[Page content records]
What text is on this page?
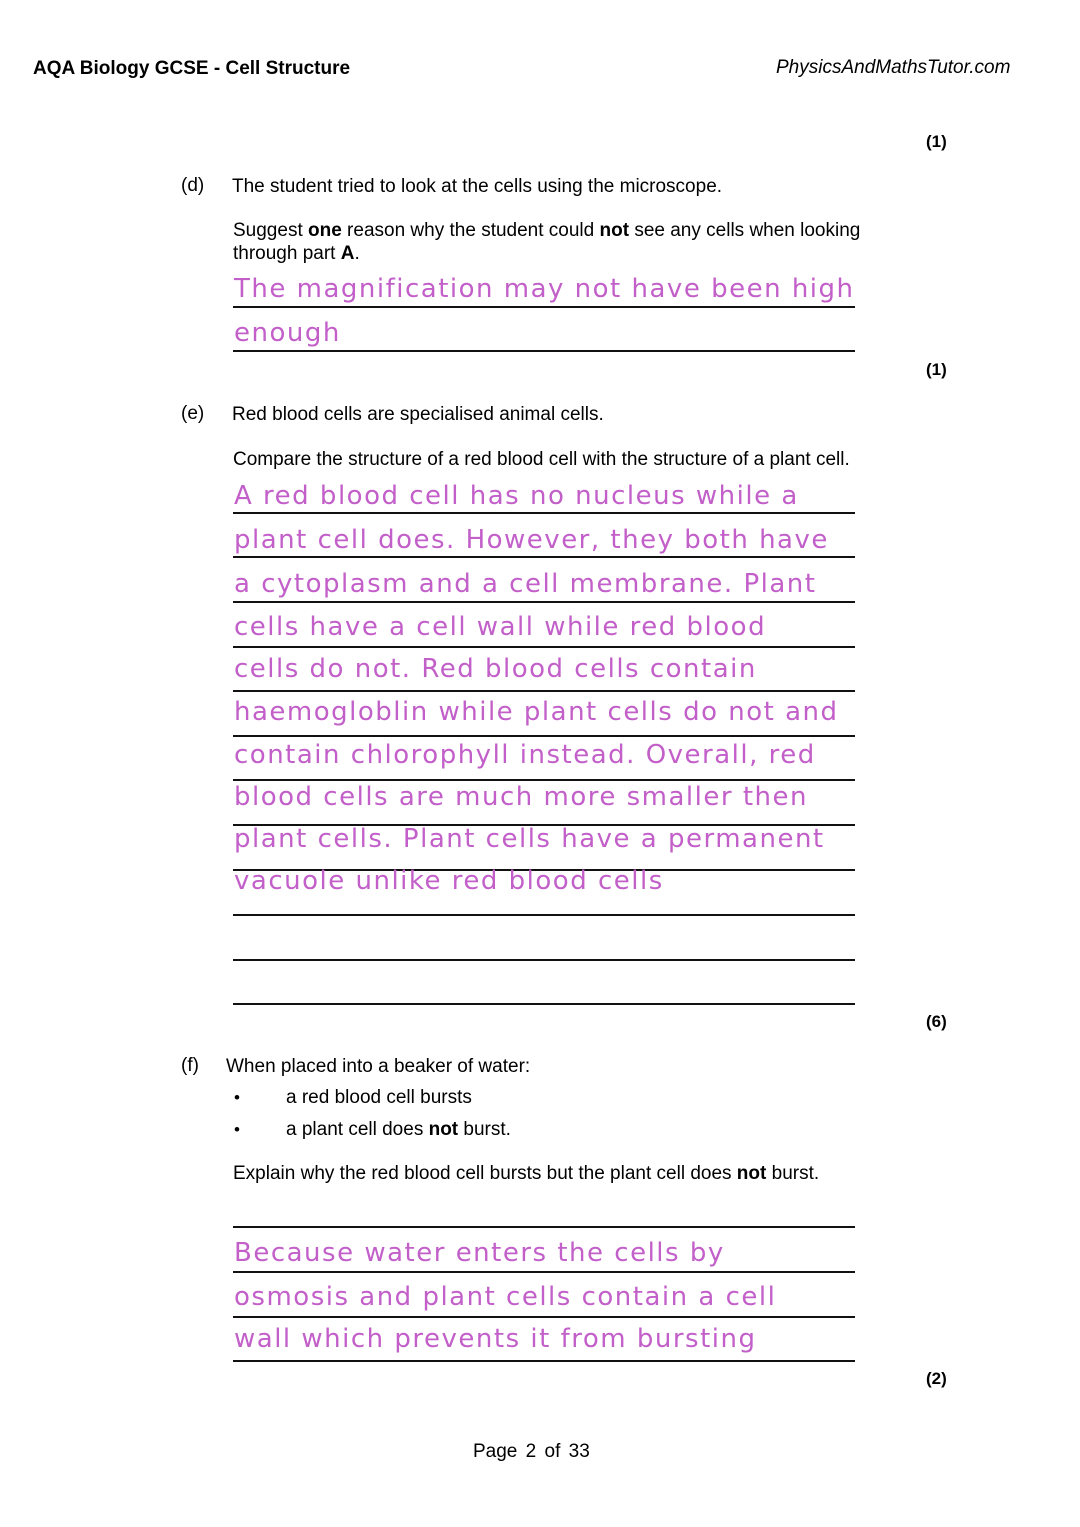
AQA Biology GCSE - Cell Structure	PhysicsAndMathsTutor.com
(1)
(d) The student tried to look at the cells using the microscope.
Suggest one reason why the student could not see any cells when looking
through part A.
The magnification may not have been high
enough
(1)
(e) Red blood cells are specialised animal cells.
Compare the structure of a red blood cell with the structure of a plant cell.
A red blood cell has no nucleus while a
plant cell does. However, they both have
a cytoplasm and a cell membrane. Plant
cells have a cell wall while red blood
cells do not. Red blood cells contain
haemogloblin while plant cells do not and
contain chlorophyll instead. Overall, red
blood cells are much more smaller then
plant cells. Plant cells have a permanent
vacuole unlike red blood cells
(6)
(f) When placed into a beaker of water:
• a red blood cell bursts
• a plant cell does not burst.
Explain why the red blood cell bursts but the plant cell does not burst.
Because water enters the cells by
osmosis and plant cells contain a cell
wall which prevents it from bursting
(2)
Page 2 of 33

*Instructions for the task*
The answer should consist of all the records, duplicated exactly, with no images included.

*Reply*
What text is on this page?
AQA Biology GCSE - Cell Structure	PhysicsAndMathsTutor.com
(1)
(d) The student tried to look at the cells using the microscope.
Suggest one reason why the student could not see any cells when looking
through part A.
The magnification may not have been high
enough
(1)
(e) Red blood cells are specialised animal cells.
Compare the structure of a red blood cell with the structure of a plant cell.
A red blood cell has no nucleus while a
plant cell does. However, they both have
a cytoplasm and a cell membrane. Plant
cells have a cell wall while red blood
cells do not. Red blood cells contain
haemogloblin while plant cells do not and
contain chlorophyll instead. Overall, red
blood cells are much more smaller then
plant cells. Plant cells have a permanent
vacuole unlike red blood cells
(6)
(f) When placed into a beaker of water:
• a red blood cell bursts
• a plant cell does not burst.
Explain why the red blood cell bursts but the plant cell does not burst.
Because water enters the cells by
osmosis and plant cells contain a cell
wall which prevents it from bursting
(2)
Page 2 of 33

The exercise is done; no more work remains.